__WHAT THE TASK REQUIRES__: Please print exactly the lines running from the one that contains "Serialize everything readable" to the end of the data, with both lines included.

__RECORDS PROVIDED__:

----

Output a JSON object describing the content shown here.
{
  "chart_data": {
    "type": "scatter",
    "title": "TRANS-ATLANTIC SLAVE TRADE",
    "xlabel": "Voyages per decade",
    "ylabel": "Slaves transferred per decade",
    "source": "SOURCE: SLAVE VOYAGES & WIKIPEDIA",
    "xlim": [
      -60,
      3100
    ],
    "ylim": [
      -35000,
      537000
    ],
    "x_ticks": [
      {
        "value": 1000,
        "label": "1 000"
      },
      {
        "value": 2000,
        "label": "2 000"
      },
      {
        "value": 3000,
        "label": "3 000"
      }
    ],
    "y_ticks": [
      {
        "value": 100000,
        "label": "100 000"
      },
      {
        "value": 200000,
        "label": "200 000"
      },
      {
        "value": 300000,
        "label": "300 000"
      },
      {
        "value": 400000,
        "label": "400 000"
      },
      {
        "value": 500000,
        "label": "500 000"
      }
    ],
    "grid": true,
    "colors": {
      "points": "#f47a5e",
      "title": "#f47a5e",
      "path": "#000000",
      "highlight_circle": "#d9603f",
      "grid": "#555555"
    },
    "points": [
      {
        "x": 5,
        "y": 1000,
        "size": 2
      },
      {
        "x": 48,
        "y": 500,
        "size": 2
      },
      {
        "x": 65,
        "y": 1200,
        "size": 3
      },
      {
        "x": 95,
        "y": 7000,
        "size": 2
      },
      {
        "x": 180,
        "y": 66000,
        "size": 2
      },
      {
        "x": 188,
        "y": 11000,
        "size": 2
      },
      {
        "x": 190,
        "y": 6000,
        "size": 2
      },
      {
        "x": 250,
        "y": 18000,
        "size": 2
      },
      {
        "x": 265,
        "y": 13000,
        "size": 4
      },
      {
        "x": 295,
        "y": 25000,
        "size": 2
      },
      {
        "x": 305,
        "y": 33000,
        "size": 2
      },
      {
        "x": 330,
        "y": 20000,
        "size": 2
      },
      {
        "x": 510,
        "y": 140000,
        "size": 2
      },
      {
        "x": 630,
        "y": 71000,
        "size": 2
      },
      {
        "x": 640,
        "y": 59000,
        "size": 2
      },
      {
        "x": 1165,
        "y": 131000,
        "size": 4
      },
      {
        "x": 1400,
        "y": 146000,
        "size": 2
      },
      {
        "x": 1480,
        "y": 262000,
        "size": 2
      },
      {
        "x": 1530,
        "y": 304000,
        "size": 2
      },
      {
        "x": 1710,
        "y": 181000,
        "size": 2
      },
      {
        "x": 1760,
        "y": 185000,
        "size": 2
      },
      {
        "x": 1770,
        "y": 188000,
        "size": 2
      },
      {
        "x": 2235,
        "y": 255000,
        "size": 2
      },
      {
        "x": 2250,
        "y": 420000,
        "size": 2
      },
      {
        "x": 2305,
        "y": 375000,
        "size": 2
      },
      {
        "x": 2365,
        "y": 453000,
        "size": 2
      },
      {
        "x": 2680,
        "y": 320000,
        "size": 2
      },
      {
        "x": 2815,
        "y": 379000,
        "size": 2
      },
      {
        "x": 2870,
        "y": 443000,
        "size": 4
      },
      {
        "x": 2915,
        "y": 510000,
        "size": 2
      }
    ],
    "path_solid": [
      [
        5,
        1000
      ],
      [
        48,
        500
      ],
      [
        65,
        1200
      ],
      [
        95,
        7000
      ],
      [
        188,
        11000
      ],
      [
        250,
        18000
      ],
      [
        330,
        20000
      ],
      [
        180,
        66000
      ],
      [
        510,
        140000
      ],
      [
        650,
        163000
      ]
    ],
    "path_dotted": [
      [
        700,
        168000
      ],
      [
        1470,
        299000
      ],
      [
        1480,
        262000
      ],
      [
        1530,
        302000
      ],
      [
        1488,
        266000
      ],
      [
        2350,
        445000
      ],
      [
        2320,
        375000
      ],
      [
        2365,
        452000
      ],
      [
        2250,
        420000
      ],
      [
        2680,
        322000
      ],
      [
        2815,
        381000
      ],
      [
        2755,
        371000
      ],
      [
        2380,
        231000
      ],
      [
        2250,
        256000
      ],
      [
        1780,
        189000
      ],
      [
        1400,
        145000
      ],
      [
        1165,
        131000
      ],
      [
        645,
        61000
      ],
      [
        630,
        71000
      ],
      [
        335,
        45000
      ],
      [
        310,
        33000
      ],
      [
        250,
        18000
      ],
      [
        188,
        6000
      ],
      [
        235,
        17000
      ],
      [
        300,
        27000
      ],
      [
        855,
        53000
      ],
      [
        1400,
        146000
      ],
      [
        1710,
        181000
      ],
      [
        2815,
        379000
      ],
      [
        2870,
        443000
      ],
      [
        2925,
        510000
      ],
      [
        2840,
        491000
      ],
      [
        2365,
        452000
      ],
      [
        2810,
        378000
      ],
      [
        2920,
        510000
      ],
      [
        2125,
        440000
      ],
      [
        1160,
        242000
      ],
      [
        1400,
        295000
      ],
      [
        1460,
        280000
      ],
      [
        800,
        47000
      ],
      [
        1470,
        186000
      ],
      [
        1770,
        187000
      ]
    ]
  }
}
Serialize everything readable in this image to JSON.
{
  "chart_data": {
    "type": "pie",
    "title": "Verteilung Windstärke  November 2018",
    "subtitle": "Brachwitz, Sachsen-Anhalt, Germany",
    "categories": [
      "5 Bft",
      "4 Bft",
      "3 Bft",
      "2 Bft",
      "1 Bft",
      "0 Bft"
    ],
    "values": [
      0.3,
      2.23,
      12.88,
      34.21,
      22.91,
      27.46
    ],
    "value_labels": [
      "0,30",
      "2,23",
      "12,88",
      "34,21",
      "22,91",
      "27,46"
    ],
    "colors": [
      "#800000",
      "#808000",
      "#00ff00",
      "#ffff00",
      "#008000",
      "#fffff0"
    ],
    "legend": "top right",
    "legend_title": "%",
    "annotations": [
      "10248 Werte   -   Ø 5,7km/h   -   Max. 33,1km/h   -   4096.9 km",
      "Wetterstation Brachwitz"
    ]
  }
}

----

__ANSWER TO THIS EXERCISE__:
Serialize everything readable in this image to JSON.
{
  "chart_data": {
    "type": "pie",
    "title": "Verteilung Windstärke  November 2018",
    "subtitle": "Brachwitz, Sachsen-Anhalt, Germany",
    "categories": [
      "5 Bft",
      "4 Bft",
      "3 Bft",
      "2 Bft",
      "1 Bft",
      "0 Bft"
    ],
    "values": [
      0.3,
      2.23,
      12.88,
      34.21,
      22.91,
      27.46
    ],
    "value_labels": [
      "0,30",
      "2,23",
      "12,88",
      "34,21",
      "22,91",
      "27,46"
    ],
    "colors": [
      "#800000",
      "#808000",
      "#00ff00",
      "#ffff00",
      "#008000",
      "#fffff0"
    ],
    "legend": "top right",
    "legend_title": "%",
    "annotations": [
      "10248 Werte   -   Ø 5,7km/h   -   Max. 33,1km/h   -   4096.9 km",
      "Wetterstation Brachwitz"
    ]
  }
}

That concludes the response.